[WHAT TO PRODUCE] Return each line of the records holding the string "Climb".

● ● ● ● ●

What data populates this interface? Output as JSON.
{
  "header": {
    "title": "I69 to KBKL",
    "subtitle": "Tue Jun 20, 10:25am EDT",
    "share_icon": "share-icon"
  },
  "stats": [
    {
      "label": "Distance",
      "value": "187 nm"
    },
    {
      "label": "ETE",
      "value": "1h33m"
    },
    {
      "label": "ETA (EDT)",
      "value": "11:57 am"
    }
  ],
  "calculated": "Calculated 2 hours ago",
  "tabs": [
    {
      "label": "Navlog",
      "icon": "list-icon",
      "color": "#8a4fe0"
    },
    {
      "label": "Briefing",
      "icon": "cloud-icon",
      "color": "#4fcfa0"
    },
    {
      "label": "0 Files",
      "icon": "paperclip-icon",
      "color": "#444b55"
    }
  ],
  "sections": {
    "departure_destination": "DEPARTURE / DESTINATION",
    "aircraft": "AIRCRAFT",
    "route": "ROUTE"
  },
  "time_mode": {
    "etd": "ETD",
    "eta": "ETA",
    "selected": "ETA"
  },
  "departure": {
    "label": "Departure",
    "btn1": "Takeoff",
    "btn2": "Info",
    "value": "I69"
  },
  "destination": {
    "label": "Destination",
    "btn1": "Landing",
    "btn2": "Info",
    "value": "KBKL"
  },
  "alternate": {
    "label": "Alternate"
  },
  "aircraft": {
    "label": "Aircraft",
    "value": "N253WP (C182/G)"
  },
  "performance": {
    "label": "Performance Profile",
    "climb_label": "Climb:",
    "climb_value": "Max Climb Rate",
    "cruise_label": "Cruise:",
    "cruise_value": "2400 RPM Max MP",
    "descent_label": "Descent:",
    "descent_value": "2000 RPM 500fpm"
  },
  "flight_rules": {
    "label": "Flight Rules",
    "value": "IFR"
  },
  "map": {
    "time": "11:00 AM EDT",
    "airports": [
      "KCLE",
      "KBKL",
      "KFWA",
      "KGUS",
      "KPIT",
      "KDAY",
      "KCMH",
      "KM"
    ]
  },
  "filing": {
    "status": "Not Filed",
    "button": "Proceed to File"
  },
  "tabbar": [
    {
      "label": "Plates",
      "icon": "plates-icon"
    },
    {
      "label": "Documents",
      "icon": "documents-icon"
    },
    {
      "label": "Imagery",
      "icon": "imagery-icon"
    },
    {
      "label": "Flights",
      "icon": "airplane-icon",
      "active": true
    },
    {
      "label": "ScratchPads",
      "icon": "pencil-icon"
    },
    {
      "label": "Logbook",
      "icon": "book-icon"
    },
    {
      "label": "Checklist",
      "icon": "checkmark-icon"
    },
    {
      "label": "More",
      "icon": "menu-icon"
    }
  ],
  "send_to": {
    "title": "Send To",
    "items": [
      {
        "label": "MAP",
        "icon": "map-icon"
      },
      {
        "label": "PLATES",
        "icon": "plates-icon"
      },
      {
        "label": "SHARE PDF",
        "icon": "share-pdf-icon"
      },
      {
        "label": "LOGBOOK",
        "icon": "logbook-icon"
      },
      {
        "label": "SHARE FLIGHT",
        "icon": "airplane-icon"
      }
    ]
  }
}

● ● ● ● ●

[EXERCISE SOLUTION]
    "climb_label": "Climb:",
    "climb_value": "Max Climb Rate",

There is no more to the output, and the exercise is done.